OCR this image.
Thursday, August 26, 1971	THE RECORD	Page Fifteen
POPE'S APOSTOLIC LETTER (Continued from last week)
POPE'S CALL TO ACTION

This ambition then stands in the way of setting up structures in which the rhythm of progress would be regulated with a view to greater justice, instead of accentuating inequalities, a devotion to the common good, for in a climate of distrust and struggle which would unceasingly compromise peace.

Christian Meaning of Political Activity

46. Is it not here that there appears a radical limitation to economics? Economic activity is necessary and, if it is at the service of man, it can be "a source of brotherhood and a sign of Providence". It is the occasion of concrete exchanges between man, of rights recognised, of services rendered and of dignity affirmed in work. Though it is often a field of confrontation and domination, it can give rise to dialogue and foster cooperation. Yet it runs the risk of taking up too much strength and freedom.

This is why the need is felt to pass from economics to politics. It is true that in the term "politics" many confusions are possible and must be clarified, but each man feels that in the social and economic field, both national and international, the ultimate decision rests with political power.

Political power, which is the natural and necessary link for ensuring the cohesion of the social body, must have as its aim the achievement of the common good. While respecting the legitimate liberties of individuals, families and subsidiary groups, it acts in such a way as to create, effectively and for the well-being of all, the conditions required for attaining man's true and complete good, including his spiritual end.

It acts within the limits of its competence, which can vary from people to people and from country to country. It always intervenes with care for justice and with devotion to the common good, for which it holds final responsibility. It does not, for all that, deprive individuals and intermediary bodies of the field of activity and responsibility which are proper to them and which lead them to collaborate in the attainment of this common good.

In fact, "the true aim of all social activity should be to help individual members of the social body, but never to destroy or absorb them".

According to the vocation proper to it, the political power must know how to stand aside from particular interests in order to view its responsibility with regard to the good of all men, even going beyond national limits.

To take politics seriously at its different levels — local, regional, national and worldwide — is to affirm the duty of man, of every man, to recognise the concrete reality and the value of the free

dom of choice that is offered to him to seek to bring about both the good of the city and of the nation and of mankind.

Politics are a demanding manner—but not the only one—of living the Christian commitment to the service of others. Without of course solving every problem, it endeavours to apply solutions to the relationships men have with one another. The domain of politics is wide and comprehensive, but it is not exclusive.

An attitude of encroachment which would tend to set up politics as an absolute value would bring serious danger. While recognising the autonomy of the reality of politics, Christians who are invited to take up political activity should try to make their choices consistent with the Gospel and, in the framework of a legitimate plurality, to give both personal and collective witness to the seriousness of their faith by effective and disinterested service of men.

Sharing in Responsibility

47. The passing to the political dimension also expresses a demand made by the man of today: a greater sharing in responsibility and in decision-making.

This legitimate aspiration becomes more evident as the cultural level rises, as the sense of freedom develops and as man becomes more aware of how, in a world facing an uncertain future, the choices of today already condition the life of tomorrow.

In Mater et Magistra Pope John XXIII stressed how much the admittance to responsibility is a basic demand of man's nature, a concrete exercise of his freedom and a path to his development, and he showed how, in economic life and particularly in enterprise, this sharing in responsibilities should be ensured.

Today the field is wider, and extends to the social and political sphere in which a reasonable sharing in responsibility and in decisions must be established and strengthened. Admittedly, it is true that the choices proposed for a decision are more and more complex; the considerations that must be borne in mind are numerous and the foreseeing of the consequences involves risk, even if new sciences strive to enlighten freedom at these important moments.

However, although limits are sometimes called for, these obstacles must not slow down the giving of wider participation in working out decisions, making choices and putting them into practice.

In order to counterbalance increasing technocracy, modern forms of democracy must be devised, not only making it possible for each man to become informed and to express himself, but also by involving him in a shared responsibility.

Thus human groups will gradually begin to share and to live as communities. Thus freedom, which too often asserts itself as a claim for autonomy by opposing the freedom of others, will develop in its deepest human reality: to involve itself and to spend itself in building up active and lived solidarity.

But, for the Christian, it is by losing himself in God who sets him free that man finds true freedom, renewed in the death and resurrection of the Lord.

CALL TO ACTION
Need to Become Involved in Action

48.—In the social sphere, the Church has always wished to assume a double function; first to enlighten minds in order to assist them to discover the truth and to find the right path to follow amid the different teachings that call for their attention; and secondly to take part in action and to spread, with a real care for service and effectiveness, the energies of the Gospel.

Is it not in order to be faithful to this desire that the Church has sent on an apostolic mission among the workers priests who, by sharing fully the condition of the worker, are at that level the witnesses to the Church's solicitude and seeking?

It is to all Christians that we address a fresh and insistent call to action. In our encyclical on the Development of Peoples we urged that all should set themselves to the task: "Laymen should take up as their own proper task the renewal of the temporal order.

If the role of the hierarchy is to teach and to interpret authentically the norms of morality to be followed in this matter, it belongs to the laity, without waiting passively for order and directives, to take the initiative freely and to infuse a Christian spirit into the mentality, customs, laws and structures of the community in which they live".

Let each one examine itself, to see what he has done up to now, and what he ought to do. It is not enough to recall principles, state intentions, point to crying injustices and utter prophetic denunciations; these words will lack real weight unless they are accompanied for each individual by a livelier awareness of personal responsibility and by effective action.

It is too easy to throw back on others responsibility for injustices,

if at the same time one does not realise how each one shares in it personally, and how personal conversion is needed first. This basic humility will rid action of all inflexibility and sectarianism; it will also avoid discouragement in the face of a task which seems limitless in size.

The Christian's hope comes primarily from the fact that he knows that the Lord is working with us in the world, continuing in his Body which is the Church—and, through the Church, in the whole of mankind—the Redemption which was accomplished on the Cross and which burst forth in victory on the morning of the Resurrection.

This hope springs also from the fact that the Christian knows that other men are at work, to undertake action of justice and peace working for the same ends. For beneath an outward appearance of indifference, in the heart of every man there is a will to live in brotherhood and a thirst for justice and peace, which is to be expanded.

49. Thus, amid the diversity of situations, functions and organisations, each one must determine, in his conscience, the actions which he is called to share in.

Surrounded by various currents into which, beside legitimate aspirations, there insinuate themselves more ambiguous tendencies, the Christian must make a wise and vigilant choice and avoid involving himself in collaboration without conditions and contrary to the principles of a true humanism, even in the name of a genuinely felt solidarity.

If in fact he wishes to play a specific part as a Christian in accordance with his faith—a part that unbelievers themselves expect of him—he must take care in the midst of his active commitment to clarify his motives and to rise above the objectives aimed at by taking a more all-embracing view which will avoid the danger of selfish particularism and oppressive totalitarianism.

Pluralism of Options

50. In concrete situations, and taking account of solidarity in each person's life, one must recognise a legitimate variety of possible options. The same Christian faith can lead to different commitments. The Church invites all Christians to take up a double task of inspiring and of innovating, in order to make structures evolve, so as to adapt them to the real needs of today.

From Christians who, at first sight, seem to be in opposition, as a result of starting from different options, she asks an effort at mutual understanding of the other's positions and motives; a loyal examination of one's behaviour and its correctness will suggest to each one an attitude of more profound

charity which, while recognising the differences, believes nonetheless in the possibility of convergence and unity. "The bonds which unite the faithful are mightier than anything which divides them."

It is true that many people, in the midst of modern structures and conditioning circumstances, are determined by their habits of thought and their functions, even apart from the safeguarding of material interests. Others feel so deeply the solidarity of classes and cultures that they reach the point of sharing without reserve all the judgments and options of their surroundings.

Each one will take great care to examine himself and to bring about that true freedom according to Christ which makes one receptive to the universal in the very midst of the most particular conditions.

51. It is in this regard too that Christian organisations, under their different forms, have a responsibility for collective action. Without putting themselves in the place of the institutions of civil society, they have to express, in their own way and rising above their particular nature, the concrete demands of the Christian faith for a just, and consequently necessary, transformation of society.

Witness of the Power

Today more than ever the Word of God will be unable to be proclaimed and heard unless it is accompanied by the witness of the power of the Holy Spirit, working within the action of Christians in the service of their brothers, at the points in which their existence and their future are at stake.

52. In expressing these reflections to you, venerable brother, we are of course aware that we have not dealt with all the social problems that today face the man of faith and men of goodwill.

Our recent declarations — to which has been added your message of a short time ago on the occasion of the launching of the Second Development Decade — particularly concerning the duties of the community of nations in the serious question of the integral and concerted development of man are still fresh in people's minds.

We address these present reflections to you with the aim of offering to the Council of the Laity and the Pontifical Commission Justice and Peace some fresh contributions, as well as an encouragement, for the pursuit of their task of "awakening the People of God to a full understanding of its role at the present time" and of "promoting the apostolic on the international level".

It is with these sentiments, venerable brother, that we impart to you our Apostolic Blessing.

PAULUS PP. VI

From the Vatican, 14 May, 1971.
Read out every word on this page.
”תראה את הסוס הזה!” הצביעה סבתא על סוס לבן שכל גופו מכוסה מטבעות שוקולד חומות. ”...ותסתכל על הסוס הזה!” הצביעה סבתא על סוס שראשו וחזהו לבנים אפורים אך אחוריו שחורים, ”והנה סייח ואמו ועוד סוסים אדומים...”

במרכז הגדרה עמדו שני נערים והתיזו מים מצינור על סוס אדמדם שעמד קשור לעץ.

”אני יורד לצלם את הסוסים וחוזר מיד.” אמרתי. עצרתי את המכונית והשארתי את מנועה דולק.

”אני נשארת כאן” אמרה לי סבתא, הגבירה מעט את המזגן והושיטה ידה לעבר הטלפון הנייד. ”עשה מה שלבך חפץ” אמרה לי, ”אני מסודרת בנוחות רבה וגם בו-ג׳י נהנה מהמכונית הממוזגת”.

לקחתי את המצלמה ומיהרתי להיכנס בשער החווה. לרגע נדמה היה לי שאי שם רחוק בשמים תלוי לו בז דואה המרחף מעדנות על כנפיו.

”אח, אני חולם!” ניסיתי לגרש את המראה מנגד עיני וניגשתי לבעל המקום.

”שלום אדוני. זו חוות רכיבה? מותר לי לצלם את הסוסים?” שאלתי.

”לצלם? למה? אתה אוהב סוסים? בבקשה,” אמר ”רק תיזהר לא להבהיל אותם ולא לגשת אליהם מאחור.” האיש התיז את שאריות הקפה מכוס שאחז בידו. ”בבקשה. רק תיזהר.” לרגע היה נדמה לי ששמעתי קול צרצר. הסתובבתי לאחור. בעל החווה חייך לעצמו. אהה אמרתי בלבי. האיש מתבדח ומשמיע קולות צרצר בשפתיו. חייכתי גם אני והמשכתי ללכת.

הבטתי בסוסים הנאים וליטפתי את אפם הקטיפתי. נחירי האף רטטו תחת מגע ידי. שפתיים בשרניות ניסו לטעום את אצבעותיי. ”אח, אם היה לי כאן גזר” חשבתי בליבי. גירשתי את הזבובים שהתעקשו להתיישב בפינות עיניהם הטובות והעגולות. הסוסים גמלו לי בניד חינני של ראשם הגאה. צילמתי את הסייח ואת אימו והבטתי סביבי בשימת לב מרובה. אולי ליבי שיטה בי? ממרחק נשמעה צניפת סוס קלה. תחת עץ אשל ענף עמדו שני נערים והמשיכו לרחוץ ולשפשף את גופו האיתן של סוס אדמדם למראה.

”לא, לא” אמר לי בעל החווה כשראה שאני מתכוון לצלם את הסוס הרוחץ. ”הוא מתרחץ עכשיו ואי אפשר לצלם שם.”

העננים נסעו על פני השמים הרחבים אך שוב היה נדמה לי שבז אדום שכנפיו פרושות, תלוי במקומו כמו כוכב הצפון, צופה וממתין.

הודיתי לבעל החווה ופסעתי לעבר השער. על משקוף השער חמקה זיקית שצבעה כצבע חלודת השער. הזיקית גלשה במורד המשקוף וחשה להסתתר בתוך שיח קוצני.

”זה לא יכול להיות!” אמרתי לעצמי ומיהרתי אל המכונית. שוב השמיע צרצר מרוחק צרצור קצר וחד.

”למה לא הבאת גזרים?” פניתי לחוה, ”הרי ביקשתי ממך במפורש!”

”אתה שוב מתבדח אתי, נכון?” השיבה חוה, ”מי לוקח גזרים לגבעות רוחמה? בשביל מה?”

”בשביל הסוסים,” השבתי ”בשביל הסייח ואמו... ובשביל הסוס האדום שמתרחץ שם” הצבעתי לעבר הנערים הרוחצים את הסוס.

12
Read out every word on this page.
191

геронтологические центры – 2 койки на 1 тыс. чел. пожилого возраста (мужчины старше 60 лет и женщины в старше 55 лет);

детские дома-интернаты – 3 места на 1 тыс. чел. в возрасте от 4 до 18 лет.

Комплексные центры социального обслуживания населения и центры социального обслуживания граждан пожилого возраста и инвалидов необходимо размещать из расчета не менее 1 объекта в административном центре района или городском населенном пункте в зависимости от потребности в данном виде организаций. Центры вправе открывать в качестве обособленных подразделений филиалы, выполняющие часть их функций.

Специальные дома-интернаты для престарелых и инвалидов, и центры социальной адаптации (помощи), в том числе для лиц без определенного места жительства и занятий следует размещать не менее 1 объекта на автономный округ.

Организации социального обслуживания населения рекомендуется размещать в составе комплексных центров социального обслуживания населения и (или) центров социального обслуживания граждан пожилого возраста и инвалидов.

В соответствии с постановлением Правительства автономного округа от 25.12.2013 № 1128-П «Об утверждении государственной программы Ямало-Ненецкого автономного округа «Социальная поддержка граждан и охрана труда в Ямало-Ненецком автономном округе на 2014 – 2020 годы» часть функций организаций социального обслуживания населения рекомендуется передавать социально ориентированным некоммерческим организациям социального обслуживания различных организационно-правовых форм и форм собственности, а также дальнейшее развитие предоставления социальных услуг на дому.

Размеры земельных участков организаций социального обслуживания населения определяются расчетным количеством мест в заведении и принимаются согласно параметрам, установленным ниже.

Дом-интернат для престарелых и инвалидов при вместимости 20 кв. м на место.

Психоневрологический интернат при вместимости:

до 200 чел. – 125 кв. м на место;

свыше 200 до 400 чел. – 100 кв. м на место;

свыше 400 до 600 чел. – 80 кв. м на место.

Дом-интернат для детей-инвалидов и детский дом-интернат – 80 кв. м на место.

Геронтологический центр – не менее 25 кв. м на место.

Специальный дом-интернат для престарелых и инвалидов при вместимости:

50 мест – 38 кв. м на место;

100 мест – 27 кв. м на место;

:: Exercise directions ::
Say how many lines include the word "faithful"; reply with the number alone.

:: Answer to the problem ::
2